### GIVEN PROBLEM
Write out the records beneath this line exactly as they appear, minus any images.
------------------------------------------------------------
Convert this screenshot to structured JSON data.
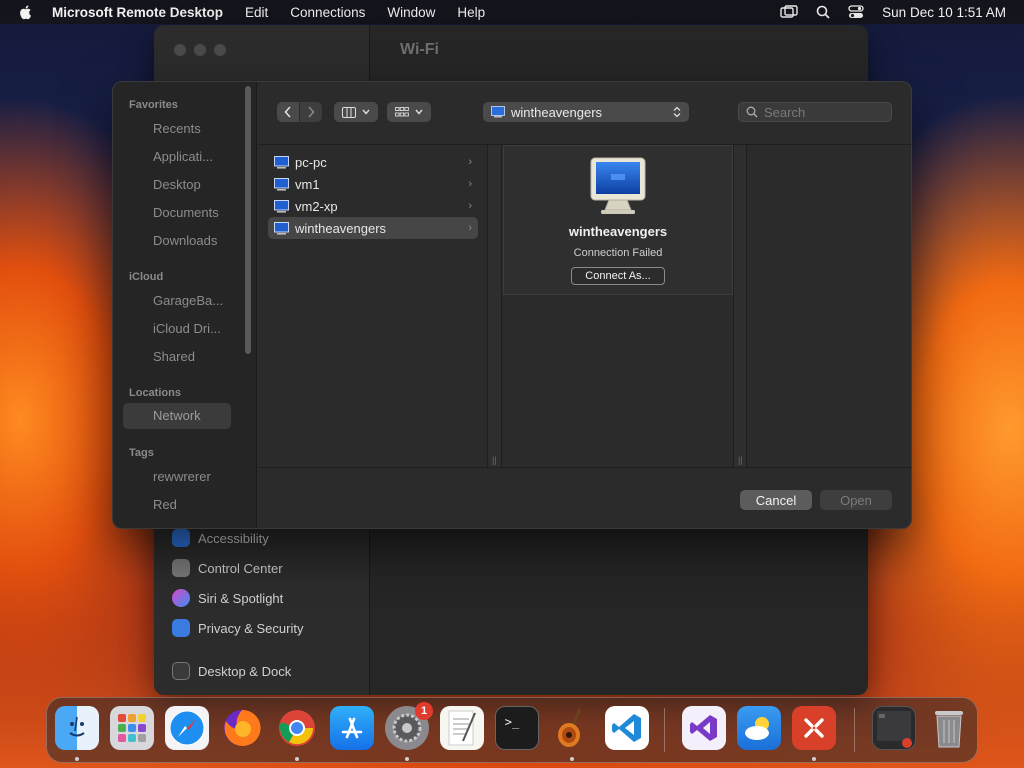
{
  "menubar": {
    "app_name": "Microsoft Remote Desktop",
    "menus": [
      "Edit",
      "Connections",
      "Window",
      "Help"
    ],
    "datetime": "Sun Dec 10  1:51 AM"
  },
  "settings_window": {
    "title": "Wi-Fi",
    "items": [
      {
        "label": "Accessibility",
        "icon": "accessibility-icon",
        "color": "#2f74e0"
      },
      {
        "label": "Control Center",
        "icon": "control-center-icon",
        "color": "#7a7a7a"
      },
      {
        "label": "Siri & Spotlight",
        "icon": "siri-icon",
        "color": "#c040c0"
      },
      {
        "label": "Privacy & Security",
        "icon": "hand-icon",
        "color": "#3a7be0"
      },
      {
        "label": "Desktop & Dock",
        "icon": "dock-icon",
        "color": "#3a3a3a"
      }
    ]
  },
  "dialog": {
    "sidebar": {
      "favorites_header": "Favorites",
      "favorites": [
        "Recents",
        "Applicati...",
        "Desktop",
        "Documents",
        "Downloads"
      ],
      "icloud_header": "iCloud",
      "icloud": [
        "GarageBa...",
        "iCloud Dri...",
        "Shared"
      ],
      "locations_header": "Locations",
      "locations": [
        "Network"
      ],
      "tags_header": "Tags",
      "tags": [
        "rewwrerer",
        "Red"
      ]
    },
    "path_popup": "wintheavengers",
    "search_placeholder": "Search",
    "computers": [
      "pc-pc",
      "vm1",
      "vm2-xp",
      "wintheavengers"
    ],
    "selected_computer": "wintheavengers",
    "preview": {
      "name": "wintheavengers",
      "status": "Connection Failed",
      "button": "Connect As..."
    },
    "cancel_label": "Cancel",
    "open_label": "Open"
  },
  "dock": {
    "apps": [
      "Finder",
      "Launchpad",
      "Safari",
      "Firefox",
      "Chrome",
      "App Store",
      "System Settings",
      "TextEdit",
      "Terminal",
      "GarageBand",
      "VS Code",
      "Visual Studio",
      "iCloud Weather",
      "Remote Desktop",
      "Recent Window",
      "Trash"
    ],
    "settings_badge": "1"
  }
}
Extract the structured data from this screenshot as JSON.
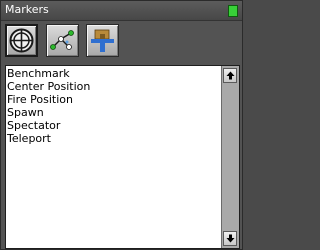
------------------------------------------------------------
### SOLVED EXERCISE
Convert this screenshot to structured JSON data.
{
  "menubar": {
    "app_name": "Microsoft Remote Desktop",
    "menus": [
      "Edit",
      "Connections",
      "Window",
      "Help"
    ],
    "datetime": "Sun Dec 10  1:51 AM"
  },
  "settings_window": {
    "title": "Wi-Fi",
    "items": [
      {
        "label": "Accessibility",
        "icon": "accessibility-icon",
        "color": "#2f74e0"
      },
      {
        "label": "Control Center",
        "icon": "control-center-icon",
        "color": "#7a7a7a"
      },
      {
        "label": "Siri & Spotlight",
        "icon": "siri-icon",
        "color": "#c040c0"
      },
      {
        "label": "Privacy & Security",
        "icon": "hand-icon",
        "color": "#3a7be0"
      },
      {
        "label": "Desktop & Dock",
        "icon": "dock-icon",
        "color": "#3a3a3a"
      }
    ]
  },
  "dialog": {
    "sidebar": {
      "favorites_header": "Favorites",
      "favorites": [
        "Recents",
        "Applicati...",
        "Desktop",
        "Documents",
        "Downloads"
      ],
      "icloud_header": "iCloud",
      "icloud": [
        "GarageBa...",
        "iCloud Dri...",
        "Shared"
      ],
      "locations_header": "Locations",
      "locations": [
        "Network"
      ],
      "tags_header": "Tags",
      "tags": [
        "rewwrerer",
        "Red"
      ]
    },
    "path_popup": "wintheavengers",
    "search_placeholder": "Search",
    "computers": [
      "pc-pc",
      "vm1",
      "vm2-xp",
      "wintheavengers"
    ],
    "selected_computer": "wintheavengers",
    "preview": {
      "name": "wintheavengers",
      "status": "Connection Failed",
      "button": "Connect As..."
    },
    "cancel_label": "Cancel",
    "open_label": "Open"
  },
  "dock": {
    "apps": [
      "Finder",
      "Launchpad",
      "Safari",
      "Firefox",
      "Chrome",
      "App Store",
      "System Settings",
      "TextEdit",
      "Terminal",
      "GarageBand",
      "VS Code",
      "Visual Studio",
      "iCloud Weather",
      "Remote Desktop",
      "Recent Window",
      "Trash"
    ],
    "settings_badge": "1"
  }
}
Extract the structured data from this screenshot as JSON.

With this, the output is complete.